PROBLEM DESCRIPTION
Answer these questions from the situationship essay below.
1. According to the title, how long did the situationship last?
2. How did the two people first know each other?
3. Between which two roles did his behavior toward the writer fall?

TEXT PASSAGE
Chronicles of The Grey Area: The Major Lesson I Learned From An 8 Year Situationship
We’d been at it for years. On again, off again. He and I began as high-school friends who transitioned into adulthood and somehow got trapped in a situationship. We’d never known the finality or comfort of a title. Privately, we existed in beautiful harmony, but publicly, we clashed.
His behavior towards me bordered somewhere in between homies and lovers, minus the nostalgic fairy-tale. And me?! A whole emotional mess. I rode the spectrum of indifferent and numb to overly expressive and demanding. I couldn’t bring myself to hop off the neck-jerking emotional roller-coaster of being chosen for a moment and then being dumped.

EXCERPTED DATA

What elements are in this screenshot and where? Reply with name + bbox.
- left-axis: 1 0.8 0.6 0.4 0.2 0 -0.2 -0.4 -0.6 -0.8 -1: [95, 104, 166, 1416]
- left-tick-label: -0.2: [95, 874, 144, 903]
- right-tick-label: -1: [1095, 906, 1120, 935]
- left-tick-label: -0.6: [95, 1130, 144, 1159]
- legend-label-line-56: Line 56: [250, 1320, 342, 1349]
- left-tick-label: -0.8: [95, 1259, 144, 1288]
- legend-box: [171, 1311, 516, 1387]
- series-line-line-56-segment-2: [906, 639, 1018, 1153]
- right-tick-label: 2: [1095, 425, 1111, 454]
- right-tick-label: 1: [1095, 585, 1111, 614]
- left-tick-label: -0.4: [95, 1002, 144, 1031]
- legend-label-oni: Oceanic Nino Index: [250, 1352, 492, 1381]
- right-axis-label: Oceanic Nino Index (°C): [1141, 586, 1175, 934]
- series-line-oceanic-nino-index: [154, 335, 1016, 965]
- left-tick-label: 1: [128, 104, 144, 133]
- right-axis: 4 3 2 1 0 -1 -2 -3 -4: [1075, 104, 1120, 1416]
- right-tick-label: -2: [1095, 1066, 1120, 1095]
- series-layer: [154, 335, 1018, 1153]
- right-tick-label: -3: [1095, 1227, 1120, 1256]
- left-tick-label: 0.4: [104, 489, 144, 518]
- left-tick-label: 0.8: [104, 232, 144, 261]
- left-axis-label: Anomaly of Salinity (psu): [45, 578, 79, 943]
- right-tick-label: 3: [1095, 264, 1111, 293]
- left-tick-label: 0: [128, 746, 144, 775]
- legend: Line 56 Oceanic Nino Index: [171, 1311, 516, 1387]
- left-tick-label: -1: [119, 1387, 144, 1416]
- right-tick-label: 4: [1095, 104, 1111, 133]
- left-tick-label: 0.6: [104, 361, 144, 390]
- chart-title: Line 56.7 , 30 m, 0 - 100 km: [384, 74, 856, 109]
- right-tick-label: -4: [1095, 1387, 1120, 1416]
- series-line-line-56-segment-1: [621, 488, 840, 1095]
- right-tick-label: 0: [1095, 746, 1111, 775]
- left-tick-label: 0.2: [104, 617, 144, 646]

RESULT OF THIS TASK
1. Eight years.
2. As high-school friends.
3. Homies and lovers.